** START **

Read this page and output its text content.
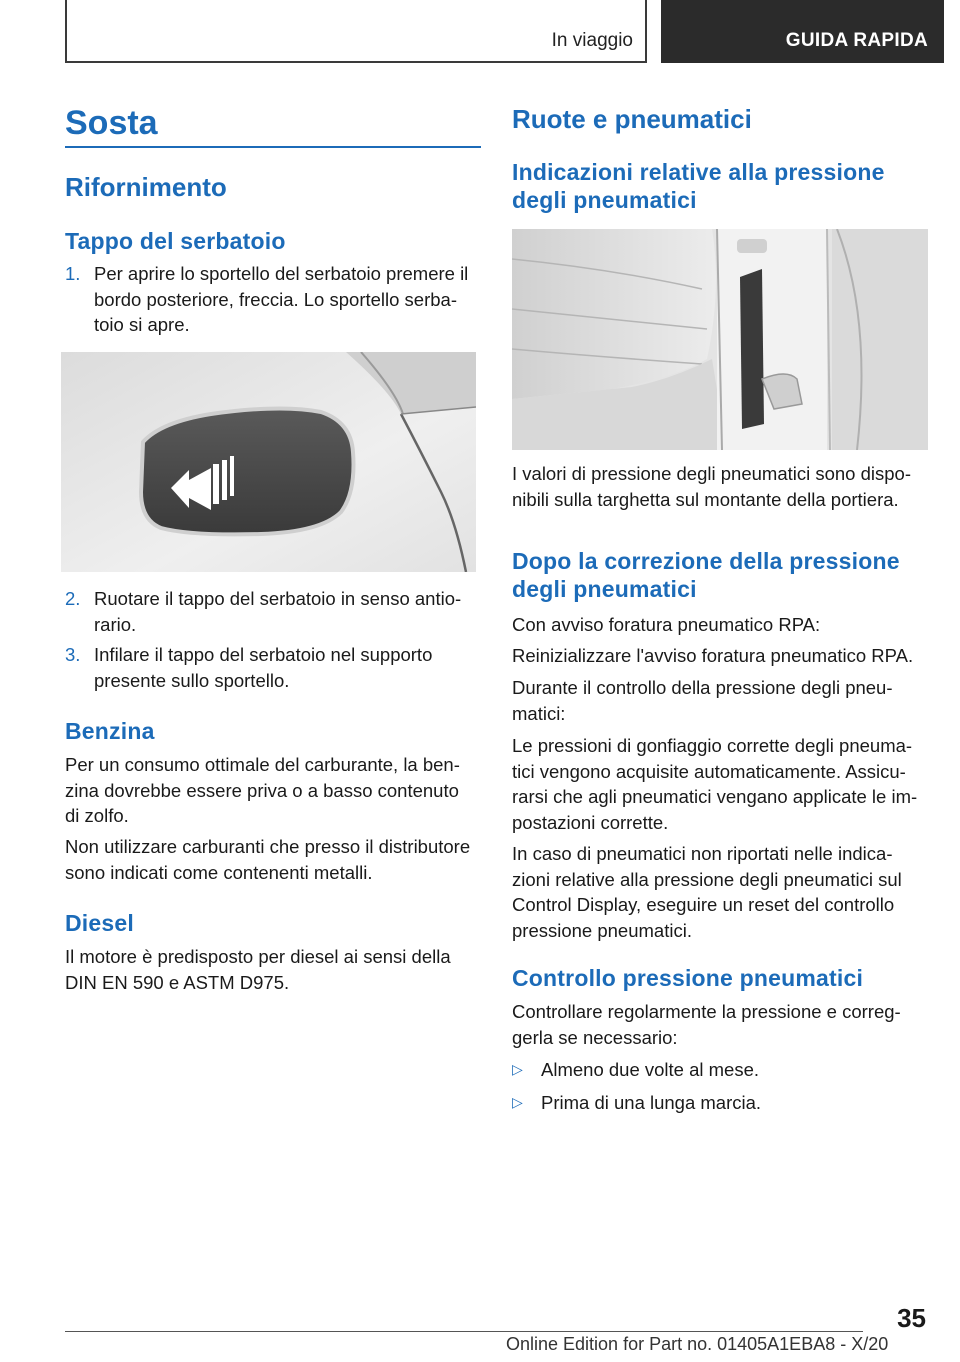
In viaggio	GUIDA RAPIDA
Sosta
Rifornimento
Tappo del serbatoio
1. Per aprire lo sportello del serbatoio premere il
bordo posteriore, freccia. Lo sportello serba‐
toio si apre.
2. Ruotare il tappo del serbatoio in senso antio‐
rario.
3. Infilare il tappo del serbatoio nel supporto
presente sullo sportello.
Benzina
Per un consumo ottimale del carburante, la ben‐
zina dovrebbe essere priva o a basso contenuto
di zolfo.
Non utilizzare carburanti che presso il distributore
sono indicati come contenenti metalli.
Diesel
Il motore è predisposto per diesel ai sensi della
DIN EN 590 e ASTM D975.
Ruote e pneumatici
Indicazioni relative alla pressione
degli pneumatici
I valori di pressione degli pneumatici sono dispo‐
nibili sulla targhetta sul montante della portiera.
Dopo la correzione della pressione
degli pneumatici
Con avviso foratura pneumatico RPA:
Reinizializzare l'avviso foratura pneumatico RPA.
Durante il controllo della pressione degli pneu‐
matici:
Le pressioni di gonfiaggio corrette degli pneuma‐
tici vengono acquisite automaticamente. Assicu‐
rarsi che agli pneumatici vengano applicate le im‐
postazioni corrette.
In caso di pneumatici non riportati nelle indica‐
zioni relative alla pressione degli pneumatici sul
Control Display, eseguire un reset del controllo
pressione pneumatici.
Controllo pressione pneumatici
Controllare regolarmente la pressione e correg‐
gerla se necessario:
▷ Almeno due volte al mese.
▷ Prima di una lunga marcia.
35
Online Edition for Part no. 01405A1EBA8 - X/20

** END **

Required work –
Find each line that has the word "foratura", then copy it out.

Solution to this exercise –
Con avviso foratura pneumatico RPA:
Reinizializzare l'avviso foratura pneumatico RPA.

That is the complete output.